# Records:

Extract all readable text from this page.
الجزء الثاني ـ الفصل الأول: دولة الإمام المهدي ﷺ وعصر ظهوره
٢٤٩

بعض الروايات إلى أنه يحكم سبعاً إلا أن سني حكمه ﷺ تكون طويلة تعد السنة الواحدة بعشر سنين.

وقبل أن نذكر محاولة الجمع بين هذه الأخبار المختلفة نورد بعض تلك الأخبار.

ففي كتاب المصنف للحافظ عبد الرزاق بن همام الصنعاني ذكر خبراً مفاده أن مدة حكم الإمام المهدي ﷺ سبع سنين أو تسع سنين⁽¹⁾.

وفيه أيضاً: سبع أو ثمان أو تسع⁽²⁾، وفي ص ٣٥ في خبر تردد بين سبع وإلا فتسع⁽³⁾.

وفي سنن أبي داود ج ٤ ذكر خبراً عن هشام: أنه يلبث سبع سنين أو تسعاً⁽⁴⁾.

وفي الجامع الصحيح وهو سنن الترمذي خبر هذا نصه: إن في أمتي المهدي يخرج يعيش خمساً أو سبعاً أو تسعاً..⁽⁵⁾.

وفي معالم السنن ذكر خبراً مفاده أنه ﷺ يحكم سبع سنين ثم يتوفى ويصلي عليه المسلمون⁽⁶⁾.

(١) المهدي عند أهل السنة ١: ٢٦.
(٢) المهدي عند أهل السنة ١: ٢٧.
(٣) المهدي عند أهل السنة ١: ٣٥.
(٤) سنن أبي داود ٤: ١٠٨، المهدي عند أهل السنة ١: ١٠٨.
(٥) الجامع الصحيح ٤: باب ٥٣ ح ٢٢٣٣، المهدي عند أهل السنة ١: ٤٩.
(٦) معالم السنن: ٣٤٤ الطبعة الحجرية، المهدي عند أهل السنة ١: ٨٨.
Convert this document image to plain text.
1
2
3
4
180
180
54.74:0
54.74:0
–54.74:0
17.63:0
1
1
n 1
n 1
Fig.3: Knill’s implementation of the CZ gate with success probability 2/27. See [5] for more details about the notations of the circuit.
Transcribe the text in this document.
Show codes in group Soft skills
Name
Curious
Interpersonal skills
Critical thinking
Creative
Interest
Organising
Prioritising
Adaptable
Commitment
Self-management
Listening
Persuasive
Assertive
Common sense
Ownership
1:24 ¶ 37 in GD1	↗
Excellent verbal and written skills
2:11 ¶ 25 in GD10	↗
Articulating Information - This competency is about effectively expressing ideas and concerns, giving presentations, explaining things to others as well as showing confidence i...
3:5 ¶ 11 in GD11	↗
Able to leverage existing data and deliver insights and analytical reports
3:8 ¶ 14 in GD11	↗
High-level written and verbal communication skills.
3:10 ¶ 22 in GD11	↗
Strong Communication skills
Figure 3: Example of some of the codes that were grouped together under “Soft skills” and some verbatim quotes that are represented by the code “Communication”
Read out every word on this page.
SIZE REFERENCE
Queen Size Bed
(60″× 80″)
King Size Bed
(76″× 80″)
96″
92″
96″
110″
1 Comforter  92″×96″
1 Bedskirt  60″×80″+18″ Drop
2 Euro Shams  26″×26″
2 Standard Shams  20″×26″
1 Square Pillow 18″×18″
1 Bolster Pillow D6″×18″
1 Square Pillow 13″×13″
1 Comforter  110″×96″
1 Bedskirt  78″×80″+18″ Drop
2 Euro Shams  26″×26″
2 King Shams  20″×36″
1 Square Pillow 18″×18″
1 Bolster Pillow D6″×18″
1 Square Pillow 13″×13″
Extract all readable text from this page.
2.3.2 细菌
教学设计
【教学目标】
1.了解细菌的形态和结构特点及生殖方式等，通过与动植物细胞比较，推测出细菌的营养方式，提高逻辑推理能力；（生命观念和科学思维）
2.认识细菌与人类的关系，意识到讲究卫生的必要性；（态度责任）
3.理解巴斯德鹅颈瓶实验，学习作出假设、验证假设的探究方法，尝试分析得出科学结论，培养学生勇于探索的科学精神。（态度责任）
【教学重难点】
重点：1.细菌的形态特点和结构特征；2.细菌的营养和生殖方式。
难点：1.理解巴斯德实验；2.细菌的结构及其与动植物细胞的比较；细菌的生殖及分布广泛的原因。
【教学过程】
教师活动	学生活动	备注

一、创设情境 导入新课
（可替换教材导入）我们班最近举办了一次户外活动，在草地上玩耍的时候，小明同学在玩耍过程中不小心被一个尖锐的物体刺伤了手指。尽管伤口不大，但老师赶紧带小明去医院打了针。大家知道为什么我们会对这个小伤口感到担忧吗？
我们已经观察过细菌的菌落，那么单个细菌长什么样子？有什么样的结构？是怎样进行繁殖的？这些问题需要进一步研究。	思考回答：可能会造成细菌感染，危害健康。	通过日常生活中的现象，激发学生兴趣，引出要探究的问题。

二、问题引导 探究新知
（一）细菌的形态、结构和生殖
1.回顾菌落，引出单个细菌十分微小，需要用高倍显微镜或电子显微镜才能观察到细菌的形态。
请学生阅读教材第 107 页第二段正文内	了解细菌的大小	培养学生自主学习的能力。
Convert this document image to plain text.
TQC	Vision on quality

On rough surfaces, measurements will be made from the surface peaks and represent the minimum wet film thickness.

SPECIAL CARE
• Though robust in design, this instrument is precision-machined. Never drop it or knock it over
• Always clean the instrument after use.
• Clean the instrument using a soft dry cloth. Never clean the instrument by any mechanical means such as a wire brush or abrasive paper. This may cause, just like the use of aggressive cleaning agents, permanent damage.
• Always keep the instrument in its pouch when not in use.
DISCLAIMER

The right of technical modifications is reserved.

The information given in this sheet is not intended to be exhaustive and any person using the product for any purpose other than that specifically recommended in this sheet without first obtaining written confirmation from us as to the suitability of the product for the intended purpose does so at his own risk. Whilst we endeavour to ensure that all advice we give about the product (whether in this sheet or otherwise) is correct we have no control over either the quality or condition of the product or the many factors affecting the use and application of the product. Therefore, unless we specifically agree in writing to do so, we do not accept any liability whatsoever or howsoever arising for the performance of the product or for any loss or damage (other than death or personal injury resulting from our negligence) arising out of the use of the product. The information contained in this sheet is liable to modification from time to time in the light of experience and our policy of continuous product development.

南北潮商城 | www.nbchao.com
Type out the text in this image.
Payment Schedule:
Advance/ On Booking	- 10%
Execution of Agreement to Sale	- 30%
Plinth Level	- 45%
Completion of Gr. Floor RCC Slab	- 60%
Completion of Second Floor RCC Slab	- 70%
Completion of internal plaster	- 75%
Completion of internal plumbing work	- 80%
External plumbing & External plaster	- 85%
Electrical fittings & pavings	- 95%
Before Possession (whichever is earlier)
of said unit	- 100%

# Brief:
Tell how many lines in the material above include the word "السنة", giving the number only.

# Correct result:
7